Data extracted from a collection:
## Begin

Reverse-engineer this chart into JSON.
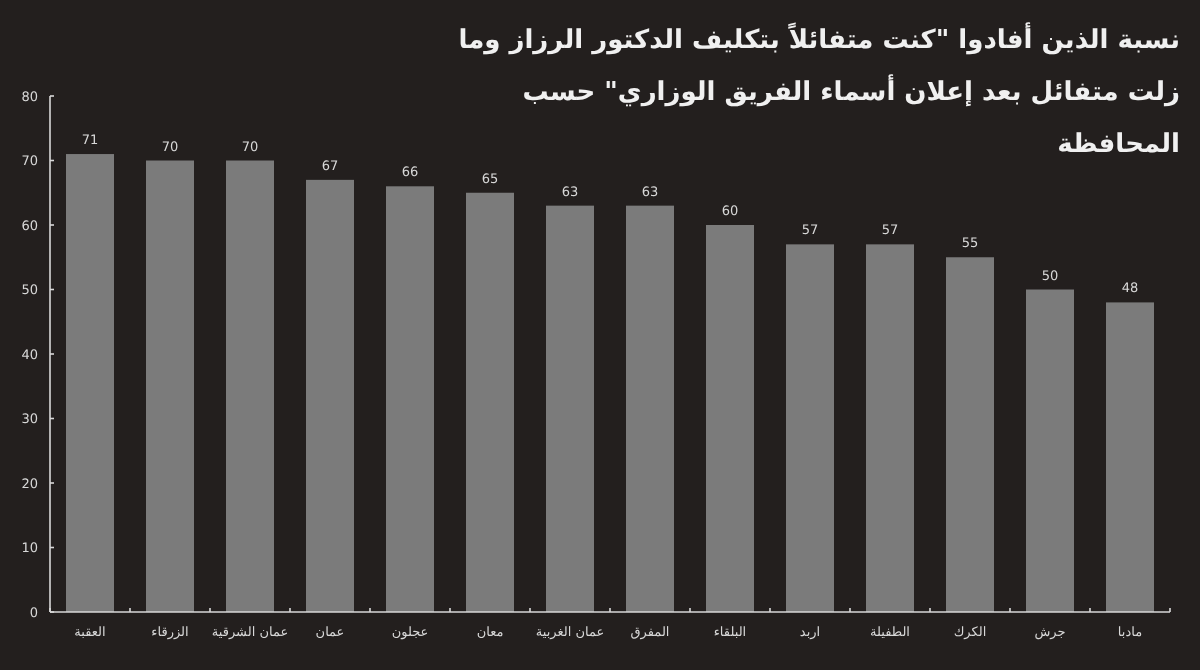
{
  "chart_data": {
    "type": "bar",
    "title": "نسبة الذين أفادوا \"كنت متفائلاً بتكليف الدكتور الرزاز وما زلت متفائل بعد إعلان أسماء الفريق الوزاري\" حسب المحافظة",
    "categories": [
      "العقبة",
      "الزرقاء",
      "عمان الشرقية",
      "عمان",
      "عجلون",
      "معان",
      "عمان الغربية",
      "المفرق",
      "البلقاء",
      "اربد",
      "الطفيلة",
      "الكرك",
      "جرش",
      "مادبا"
    ],
    "values": [
      71,
      70,
      70,
      67,
      66,
      65,
      63,
      63,
      60,
      57,
      57,
      55,
      50,
      48
    ],
    "color": "#7b7b7b",
    "ylim": [
      0,
      80
    ],
    "yticks": [
      0,
      10,
      20,
      30,
      40,
      50,
      60,
      70,
      80
    ],
    "grid": false,
    "data_labels": true
  }
}
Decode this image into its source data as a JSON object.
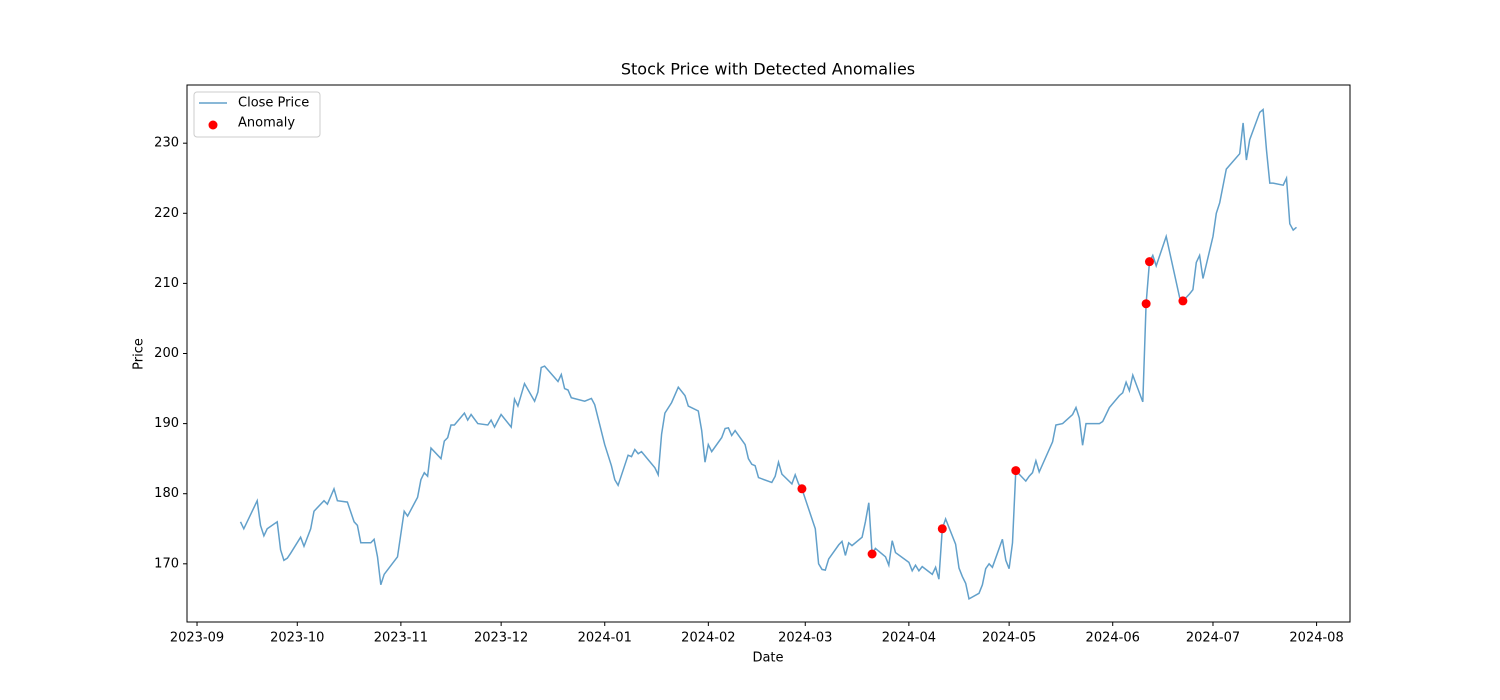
{
  "chart_data": {
    "type": "line",
    "title": "Stock Price with Detected Anomalies",
    "xlabel": "Date",
    "ylabel": "Price",
    "xlim": [
      -3,
      345
    ],
    "ylim": [
      161.7,
      238.3
    ],
    "xticks": [
      {
        "value": 0,
        "label": "2023-09"
      },
      {
        "value": 30,
        "label": "2023-10"
      },
      {
        "value": 61,
        "label": "2023-11"
      },
      {
        "value": 91,
        "label": "2023-12"
      },
      {
        "value": 122,
        "label": "2024-01"
      },
      {
        "value": 153,
        "label": "2024-02"
      },
      {
        "value": 182,
        "label": "2024-03"
      },
      {
        "value": 213,
        "label": "2024-04"
      },
      {
        "value": 243,
        "label": "2024-05"
      },
      {
        "value": 274,
        "label": "2024-06"
      },
      {
        "value": 304,
        "label": "2024-07"
      },
      {
        "value": 335,
        "label": "2024-08"
      }
    ],
    "yticks": [
      170,
      180,
      190,
      200,
      210,
      220,
      230
    ],
    "legend": "upper left",
    "grid": false,
    "series": [
      {
        "name": "Close Price",
        "type": "line",
        "color": "#1f77b4",
        "alpha": 0.7,
        "x": [
          13,
          14,
          18,
          19,
          20,
          21,
          24,
          25,
          26,
          27,
          28,
          31,
          32,
          34,
          35,
          38,
          39,
          41,
          42,
          45,
          47,
          48,
          49,
          52,
          53,
          54,
          55,
          56,
          60,
          62,
          63,
          66,
          67,
          68,
          69,
          70,
          73,
          74,
          75,
          76,
          77,
          80,
          81,
          82,
          84,
          87,
          88,
          89,
          91,
          94,
          95,
          96,
          98,
          101,
          102,
          103,
          104,
          108,
          109,
          110,
          111,
          112,
          116,
          118,
          119,
          122,
          124,
          125,
          126,
          129,
          130,
          131,
          132,
          133,
          137,
          138,
          139,
          140,
          142,
          144,
          146,
          147,
          150,
          151,
          152,
          153,
          154,
          157,
          158,
          159,
          160,
          161,
          164,
          165,
          166,
          167,
          168,
          172,
          173,
          174,
          175,
          178,
          179,
          180,
          181,
          185,
          186,
          187,
          188,
          189,
          192,
          193,
          194,
          195,
          196,
          199,
          200,
          201,
          202,
          203,
          206,
          207,
          208,
          209,
          213,
          214,
          215,
          216,
          217,
          220,
          221,
          222,
          223,
          224,
          227,
          228,
          229,
          230,
          231,
          234,
          235,
          236,
          237,
          238,
          241,
          242,
          243,
          244,
          245,
          248,
          249,
          250,
          251,
          252,
          256,
          257,
          259,
          262,
          263,
          264,
          265,
          266,
          270,
          271,
          273,
          276,
          277,
          278,
          279,
          280,
          283,
          284,
          285,
          286,
          287,
          290,
          294,
          295,
          297,
          298,
          299,
          300,
          301,
          304,
          305,
          306,
          308,
          312,
          313,
          314,
          315,
          318,
          319,
          320,
          321,
          322,
          325,
          326,
          327,
          328,
          329
        ],
        "values": [
          176,
          175,
          179,
          175.5,
          174,
          175,
          176,
          172,
          170.5,
          170.8,
          171.5,
          173.8,
          172.5,
          175,
          177.5,
          179,
          178.5,
          180.7,
          179,
          178.8,
          176,
          175.5,
          173,
          173,
          173.5,
          171,
          167,
          168.5,
          171,
          177.5,
          176.8,
          179.5,
          182,
          183,
          182.5,
          186.5,
          185,
          187.5,
          188,
          189.8,
          189.8,
          191.5,
          190.5,
          191.3,
          190,
          189.8,
          190.5,
          189.5,
          191.3,
          189.5,
          193.5,
          192.5,
          195.7,
          193.2,
          194.5,
          198,
          198.2,
          196,
          197,
          195,
          194.8,
          193.7,
          193.2,
          193.6,
          192.7,
          187,
          184,
          182,
          181.2,
          185.5,
          185.3,
          186.3,
          185.7,
          186,
          183.7,
          182.7,
          188.5,
          191.5,
          193,
          195.2,
          194,
          192.5,
          191.8,
          189,
          184.5,
          187,
          186,
          188,
          189.3,
          189.4,
          188.3,
          189,
          187,
          185,
          184.2,
          184,
          182.3,
          181.6,
          182.5,
          184.5,
          182.8,
          181.4,
          182.7,
          181.4,
          180.7,
          175,
          170,
          169.2,
          169.1,
          170.7,
          172.7,
          173.2,
          171.2,
          173,
          172.6,
          173.8,
          176,
          178.7,
          171.4,
          172.2,
          171,
          169.8,
          173.3,
          171.6,
          170.2,
          169,
          169.8,
          169,
          169.6,
          168.5,
          169.5,
          167.8,
          175,
          176.4,
          172.8,
          169.4,
          168.2,
          167.2,
          165,
          165.8,
          167,
          169.3,
          170,
          169.5,
          173.5,
          170.5,
          169.3,
          173,
          183.3,
          181.8,
          182.5,
          183,
          184.7,
          183.1,
          187.4,
          189.8,
          190,
          191.3,
          192.3,
          190.8,
          186.9,
          190,
          190,
          190.3,
          192.3,
          194,
          194.4,
          195.9,
          194.7,
          196.9,
          193.1,
          207.1,
          213.1,
          214,
          212.5,
          216.7,
          208,
          207.5,
          208.5,
          209.1,
          213,
          214,
          210.7,
          216.7,
          220,
          221.5,
          226.3,
          228.5,
          232.9,
          227.6,
          230.5,
          234.4,
          234.8,
          229,
          224.3,
          224.3,
          224,
          225,
          218.5,
          217.6,
          218
        ]
      },
      {
        "name": "Anomaly",
        "type": "scatter",
        "color": "#ff0000",
        "x": [
          181,
          202,
          223,
          245,
          284,
          285,
          295
        ],
        "values": [
          180.7,
          171.4,
          175,
          183.3,
          207.1,
          213.1,
          207.5
        ]
      }
    ]
  }
}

## End

- [INSTRUCTIONS FOR THE TASK]: Set down the material exactly, every line of it, except for the pictures.

- [TASK RESULT]:
Reverse-engineer this chart into JSON.
{
  "chart_data": {
    "type": "bar",
    "title": "نسبة الذين أفادوا \"كنت متفائلاً بتكليف الدكتور الرزاز وما زلت متفائل بعد إعلان أسماء الفريق الوزاري\" حسب المحافظة",
    "categories": [
      "العقبة",
      "الزرقاء",
      "عمان الشرقية",
      "عمان",
      "عجلون",
      "معان",
      "عمان الغربية",
      "المفرق",
      "البلقاء",
      "اربد",
      "الطفيلة",
      "الكرك",
      "جرش",
      "مادبا"
    ],
    "values": [
      71,
      70,
      70,
      67,
      66,
      65,
      63,
      63,
      60,
      57,
      57,
      55,
      50,
      48
    ],
    "color": "#7b7b7b",
    "ylim": [
      0,
      80
    ],
    "yticks": [
      0,
      10,
      20,
      30,
      40,
      50,
      60,
      70,
      80
    ],
    "grid": false,
    "data_labels": true
  }
}
Decode this image into its source data as a JSON object.
{
  "chart_data": {
    "type": "line",
    "title": "Stock Price with Detected Anomalies",
    "xlabel": "Date",
    "ylabel": "Price",
    "xlim": [
      -3,
      345
    ],
    "ylim": [
      161.7,
      238.3
    ],
    "xticks": [
      {
        "value": 0,
        "label": "2023-09"
      },
      {
        "value": 30,
        "label": "2023-10"
      },
      {
        "value": 61,
        "label": "2023-11"
      },
      {
        "value": 91,
        "label": "2023-12"
      },
      {
        "value": 122,
        "label": "2024-01"
      },
      {
        "value": 153,
        "label": "2024-02"
      },
      {
        "value": 182,
        "label": "2024-03"
      },
      {
        "value": 213,
        "label": "2024-04"
      },
      {
        "value": 243,
        "label": "2024-05"
      },
      {
        "value": 274,
        "label": "2024-06"
      },
      {
        "value": 304,
        "label": "2024-07"
      },
      {
        "value": 335,
        "label": "2024-08"
      }
    ],
    "yticks": [
      170,
      180,
      190,
      200,
      210,
      220,
      230
    ],
    "legend": "upper left",
    "grid": false,
    "series": [
      {
        "name": "Close Price",
        "type": "line",
        "color": "#1f77b4",
        "alpha": 0.7,
        "x": [
          13,
          14,
          18,
          19,
          20,
          21,
          24,
          25,
          26,
          27,
          28,
          31,
          32,
          34,
          35,
          38,
          39,
          41,
          42,
          45,
          47,
          48,
          49,
          52,
          53,
          54,
          55,
          56,
          60,
          62,
          63,
          66,
          67,
          68,
          69,
          70,
          73,
          74,
          75,
          76,
          77,
          80,
          81,
          82,
          84,
          87,
          88,
          89,
          91,
          94,
          95,
          96,
          98,
          101,
          102,
          103,
          104,
          108,
          109,
          110,
          111,
          112,
          116,
          118,
          119,
          122,
          124,
          125,
          126,
          129,
          130,
          131,
          132,
          133,
          137,
          138,
          139,
          140,
          142,
          144,
          146,
          147,
          150,
          151,
          152,
          153,
          154,
          157,
          158,
          159,
          160,
          161,
          164,
          165,
          166,
          167,
          168,
          172,
          173,
          174,
          175,
          178,
          179,
          180,
          181,
          185,
          186,
          187,
          188,
          189,
          192,
          193,
          194,
          195,
          196,
          199,
          200,
          201,
          202,
          203,
          206,
          207,
          208,
          209,
          213,
          214,
          215,
          216,
          217,
          220,
          221,
          222,
          223,
          224,
          227,
          228,
          229,
          230,
          231,
          234,
          235,
          236,
          237,
          238,
          241,
          242,
          243,
          244,
          245,
          248,
          249,
          250,
          251,
          252,
          256,
          257,
          259,
          262,
          263,
          264,
          265,
          266,
          270,
          271,
          273,
          276,
          277,
          278,
          279,
          280,
          283,
          284,
          285,
          286,
          287,
          290,
          294,
          295,
          297,
          298,
          299,
          300,
          301,
          304,
          305,
          306,
          308,
          312,
          313,
          314,
          315,
          318,
          319,
          320,
          321,
          322,
          325,
          326,
          327,
          328,
          329
        ],
        "values": [
          176,
          175,
          179,
          175.5,
          174,
          175,
          176,
          172,
          170.5,
          170.8,
          171.5,
          173.8,
          172.5,
          175,
          177.5,
          179,
          178.5,
          180.7,
          179,
          178.8,
          176,
          175.5,
          173,
          173,
          173.5,
          171,
          167,
          168.5,
          171,
          177.5,
          176.8,
          179.5,
          182,
          183,
          182.5,
          186.5,
          185,
          187.5,
          188,
          189.8,
          189.8,
          191.5,
          190.5,
          191.3,
          190,
          189.8,
          190.5,
          189.5,
          191.3,
          189.5,
          193.5,
          192.5,
          195.7,
          193.2,
          194.5,
          198,
          198.2,
          196,
          197,
          195,
          194.8,
          193.7,
          193.2,
          193.6,
          192.7,
          187,
          184,
          182,
          181.2,
          185.5,
          185.3,
          186.3,
          185.7,
          186,
          183.7,
          182.7,
          188.5,
          191.5,
          193,
          195.2,
          194,
          192.5,
          191.8,
          189,
          184.5,
          187,
          186,
          188,
          189.3,
          189.4,
          188.3,
          189,
          187,
          185,
          184.2,
          184,
          182.3,
          181.6,
          182.5,
          184.5,
          182.8,
          181.4,
          182.7,
          181.4,
          180.7,
          175,
          170,
          169.2,
          169.1,
          170.7,
          172.7,
          173.2,
          171.2,
          173,
          172.6,
          173.8,
          176,
          178.7,
          171.4,
          172.2,
          171,
          169.8,
          173.3,
          171.6,
          170.2,
          169,
          169.8,
          169,
          169.6,
          168.5,
          169.5,
          167.8,
          175,
          176.4,
          172.8,
          169.4,
          168.2,
          167.2,
          165,
          165.8,
          167,
          169.3,
          170,
          169.5,
          173.5,
          170.5,
          169.3,
          173,
          183.3,
          181.8,
          182.5,
          183,
          184.7,
          183.1,
          187.4,
          189.8,
          190,
          191.3,
          192.3,
          190.8,
          186.9,
          190,
          190,
          190.3,
          192.3,
          194,
          194.4,
          195.9,
          194.7,
          196.9,
          193.1,
          207.1,
          213.1,
          214,
          212.5,
          216.7,
          208,
          207.5,
          208.5,
          209.1,
          213,
          214,
          210.7,
          216.7,
          220,
          221.5,
          226.3,
          228.5,
          232.9,
          227.6,
          230.5,
          234.4,
          234.8,
          229,
          224.3,
          224.3,
          224,
          225,
          218.5,
          217.6,
          218
        ]
      },
      {
        "name": "Anomaly",
        "type": "scatter",
        "color": "#ff0000",
        "x": [
          181,
          202,
          223,
          245,
          284,
          285,
          295
        ],
        "values": [
          180.7,
          171.4,
          175,
          183.3,
          207.1,
          213.1,
          207.5
        ]
      }
    ]
  }
}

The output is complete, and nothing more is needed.